DATA TO PROCESS.
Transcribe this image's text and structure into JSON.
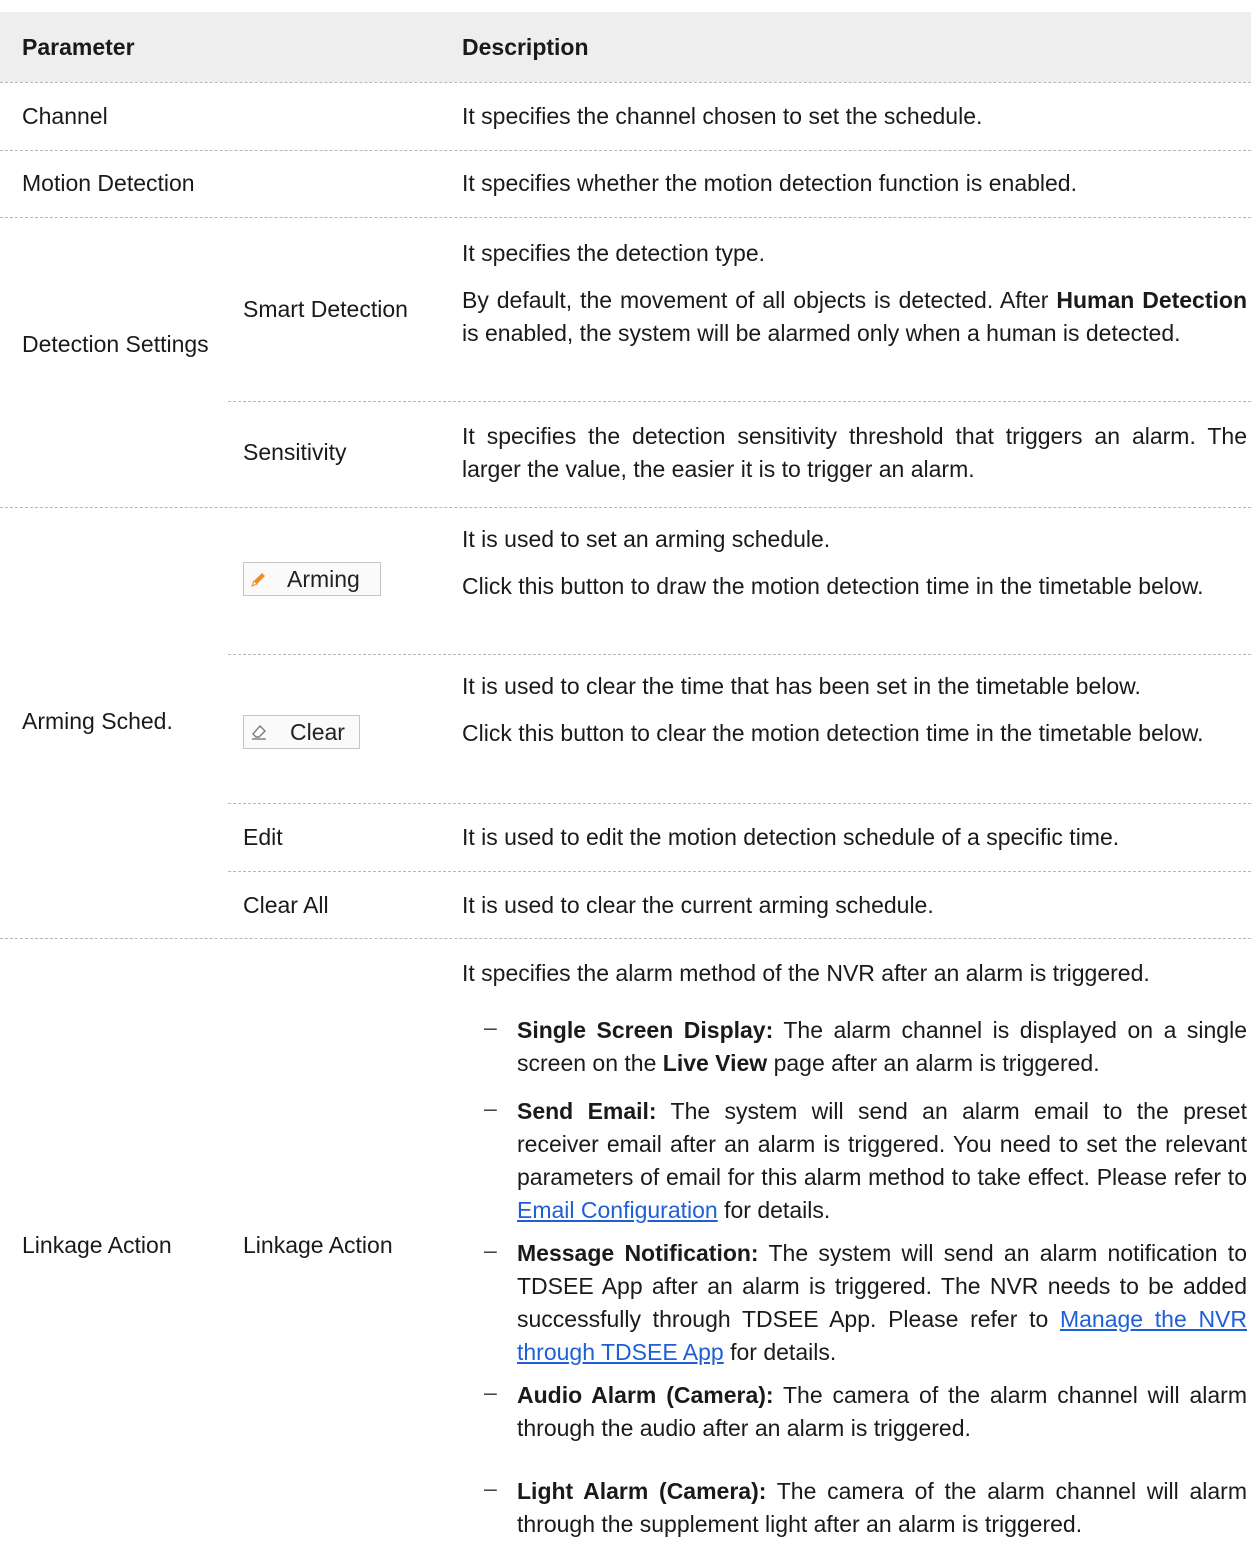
{
  "header": {
    "parameter": "Parameter",
    "description": "Description"
  },
  "rows": {
    "channel": {
      "name": "Channel",
      "desc": "It specifies the channel chosen to set the schedule."
    },
    "motion": {
      "name": "Motion Detection",
      "desc": "It specifies whether the motion detection function is enabled."
    },
    "detection": {
      "group": "Detection Settings",
      "smart": {
        "name": "Smart Detection",
        "desc1": "It specifies the detection type.",
        "desc2_pre": "By default, the movement of all objects is detected. After",
        "desc2_bold": "Human Detection",
        "desc2_post": "is enabled, the system will be alarmed only when a human is detected."
      },
      "sensitivity": {
        "name": "Sensitivity",
        "desc": "It specifies the detection sensitivity threshold that triggers an alarm. The larger the value, the easier it is to trigger an alarm."
      }
    },
    "arming": {
      "group": "Arming Sched.",
      "arming_btn": {
        "label": "Arming",
        "icon": "pencil-icon",
        "desc1": "It is used to set an arming schedule.",
        "desc2": "Click this button to draw the motion detection time in the timetable below."
      },
      "clear_btn": {
        "label": "Clear",
        "icon": "eraser-icon",
        "desc1": "It is used to clear the time that has been set in the timetable below.",
        "desc2": "Click this button to clear the motion detection time in the timetable below."
      },
      "edit": {
        "name": "Edit",
        "desc": "It is used to edit the motion detection schedule of a specific time."
      },
      "clear_all": {
        "name": "Clear All",
        "desc": "It is used to clear the current arming schedule."
      }
    },
    "linkage": {
      "group": "Linkage Action",
      "name": "Linkage Action",
      "intro": "It specifies the alarm method of the NVR after an alarm is triggered.",
      "bullet_mark": "–",
      "single": {
        "title": "Single Screen Display:",
        "pre": "The alarm channel is displayed on a single screen on the",
        "bold": "Live View",
        "post": "page after an alarm is triggered."
      },
      "email": {
        "title": "Send Email:",
        "text": "The system will send an alarm email to the preset receiver email after an alarm is triggered. You need to set the relevant parameters of email for this alarm method to take effect. Please refer to",
        "link": "Email Configuration",
        "post": "for details."
      },
      "message": {
        "title": "Message Notification:",
        "text": "The system will send an alarm notification to TDSEE App after an alarm is triggered. The NVR needs to be added successfully through TDSEE App. Please refer to",
        "link": "Manage the NVR through TDSEE App",
        "post": "for details."
      },
      "audio": {
        "title": "Audio Alarm (Camera):",
        "text": "The camera of the alarm channel will alarm through the audio after an alarm is triggered."
      },
      "light": {
        "title": "Light Alarm (Camera):",
        "text": "The camera of the alarm channel will alarm through the supplement light after an alarm is triggered."
      }
    }
  },
  "colors": {
    "header_bg": "#eeeeee",
    "link": "#1f5fd6",
    "divider": "#b8b8b8",
    "pencil": "#f08a24"
  }
}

WHAT IS ASKED.
Output a faithful copy of the data, with each picture left out.

FINAL RESULT.
Transcribe this image's text and structure into JSON.
{
  "header": {
    "parameter": "Parameter",
    "description": "Description"
  },
  "rows": {
    "channel": {
      "name": "Channel",
      "desc": "It specifies the channel chosen to set the schedule."
    },
    "motion": {
      "name": "Motion Detection",
      "desc": "It specifies whether the motion detection function is enabled."
    },
    "detection": {
      "group": "Detection Settings",
      "smart": {
        "name": "Smart Detection",
        "desc1": "It specifies the detection type.",
        "desc2_pre": "By default, the movement of all objects is detected. After",
        "desc2_bold": "Human Detection",
        "desc2_post": "is enabled, the system will be alarmed only when a human is detected."
      },
      "sensitivity": {
        "name": "Sensitivity",
        "desc": "It specifies the detection sensitivity threshold that triggers an alarm. The larger the value, the easier it is to trigger an alarm."
      }
    },
    "arming": {
      "group": "Arming Sched.",
      "arming_btn": {
        "label": "Arming",
        "icon": "pencil-icon",
        "desc1": "It is used to set an arming schedule.",
        "desc2": "Click this button to draw the motion detection time in the timetable below."
      },
      "clear_btn": {
        "label": "Clear",
        "icon": "eraser-icon",
        "desc1": "It is used to clear the time that has been set in the timetable below.",
        "desc2": "Click this button to clear the motion detection time in the timetable below."
      },
      "edit": {
        "name": "Edit",
        "desc": "It is used to edit the motion detection schedule of a specific time."
      },
      "clear_all": {
        "name": "Clear All",
        "desc": "It is used to clear the current arming schedule."
      }
    },
    "linkage": {
      "group": "Linkage Action",
      "name": "Linkage Action",
      "intro": "It specifies the alarm method of the NVR after an alarm is triggered.",
      "bullet_mark": "–",
      "single": {
        "title": "Single Screen Display:",
        "pre": "The alarm channel is displayed on a single screen on the",
        "bold": "Live View",
        "post": "page after an alarm is triggered."
      },
      "email": {
        "title": "Send Email:",
        "text": "The system will send an alarm email to the preset receiver email after an alarm is triggered. You need to set the relevant parameters of email for this alarm method to take effect. Please refer to",
        "link": "Email Configuration",
        "post": "for details."
      },
      "message": {
        "title": "Message Notification:",
        "text": "The system will send an alarm notification to TDSEE App after an alarm is triggered. The NVR needs to be added successfully through TDSEE App. Please refer to",
        "link": "Manage the NVR through TDSEE App",
        "post": "for details."
      },
      "audio": {
        "title": "Audio Alarm (Camera):",
        "text": "The camera of the alarm channel will alarm through the audio after an alarm is triggered."
      },
      "light": {
        "title": "Light Alarm (Camera):",
        "text": "The camera of the alarm channel will alarm through the supplement light after an alarm is triggered."
      }
    }
  },
  "colors": {
    "header_bg": "#eeeeee",
    "link": "#1f5fd6",
    "divider": "#b8b8b8",
    "pencil": "#f08a24"
  }
}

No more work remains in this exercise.